======== RECORDS ========

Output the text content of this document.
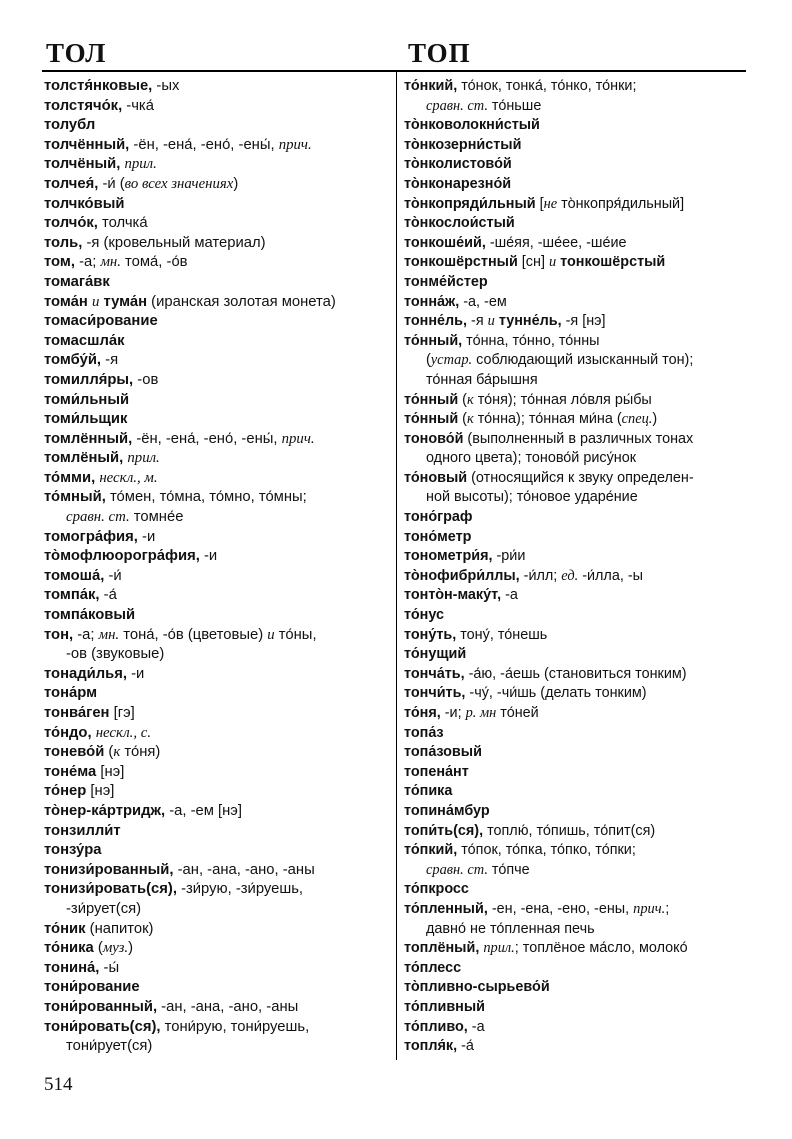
ТОЛ	ТОП
толстя́нковые, -ых
толстячо́к, -чка́
толубл
толчённый, -ён, -ена́, -ено́, -ены́, прич.
толчёный, прил.
толчея́, -и́ (во всех значениях)
толчко́вый
толчо́к, толчка́
толь, -я (кровельный материал)
том, -а; мн. тома́, -о́в
томага́вк
тома́н и тума́н (иранская золотая монета)
томаси́рование
томасшла́к
томбу́й, -я
томилля́ры, -ов
томи́льный
томи́льщик
томлённый, -ён, -ена́, -ено́, -ены́, прич.
томлёный, прил.
то́мми, нескл., м.
то́мный, то́мен, то́мна, то́мно, то́мны;
сравн. ст. томне́е
томогра́фия, -и
то̀мофлюорогра́фия, -и
томоша́, -и́
томпа́к, -а́
томпа́ковый
тон, -а; мн. тона́, -о́в (цветовые) и то́ны,
-ов (звуковые)
тонади́лья, -и
тона́рм
тонва́ген [гэ]
то́ндо, нескл., с.
тонево́й (к то́ня)
тоне́ма [нэ]
то́нер [нэ]
то̀нер-ка́ртридж, -а, -ем [нэ]
тонзилли́т
тонзу́ра
тонизи́рованный, -ан, -ана, -ано, -аны
тонизи́ровать(ся), -зи́рую, -зи́руешь,
-зи́рует(ся)
то́ник (напиток)
то́ника (муз.)
тонина́, -ы́
тони́рование
тони́рованный, -ан, -ана, -ано, -аны
тони́ровать(ся), тони́рую, тони́руешь,
тони́рует(ся)
то́нкий, то́нок, тонка́, то́нко, то́нки;
сравн. ст. то́ньше
то̀нковолокни́стый
то̀нкозерни́стый
то̀нколистово́й
то̀нконарезно́й
то̀нкопряди́льный [не то̀нкопря́дильный]
то̀нкослои́стый
тонкоше́ий, -ше́яя, -ше́ее, -ше́ие
тонкошёрстный [сн] и тонкошёрстый
тонме́йстер
тонна́ж, -а, -ем
тонне́ль, -я и тунне́ль, -я [нэ]
то́нный, то́нна, то́нно, то́нны
(устар. соблюдающий изысканный тон);
то́нная ба́рышня
то́нный (к то́ня); то́нная ло́вля ры́бы
то́нный (к то́нна); то́нная ми́на (спец.)
тоново́й (выполненный в различных тонах
одного цвета); тоново́й рису́нок
то́новый (относящийся к звуку определен-
ной высоты); то́новое ударе́ние
тоно́граф
тоно́метр
тонометри́я, -ри́и
то̀нофибри́ллы, -и́лл; ед. -и́лла, -ы
тонто̀н-маку́т, -а
то́нус
тону́ть, тону́, то́нешь
то́нущий
тонча́ть, -а́ю, -а́ешь (становиться тонким)
тончи́ть, -чу́, -чи́шь (делать тонким)
то́ня, -и; р. мн то́ней
топа́з
топа́зовый
топена́нт
то́пика
топина́мбур
топи́ть(ся), топлю́, то́пишь, то́пит(ся)
то́пкий, то́пок, то́пка, то́пко, то́пки;
сравн. ст. то́пче
то́пкросс
то́пленный, -ен, -ена, -ено, -ены, прич.;
давно́ не то́пленная печь
топлёный, прил.; топлёное ма́сло, молоко́
то́плесс
то̀пливно-сырьево́й
то́пливный
то́пливо, -а
топля́к, -а́
514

========

AIM OF THE TASK
Identify each line in the records above that contains the word "тоново", and copy it out in full.

THE SOLUTION
тоново́й (выполненный в различных тонах
одного цвета); тоново́й рису́нок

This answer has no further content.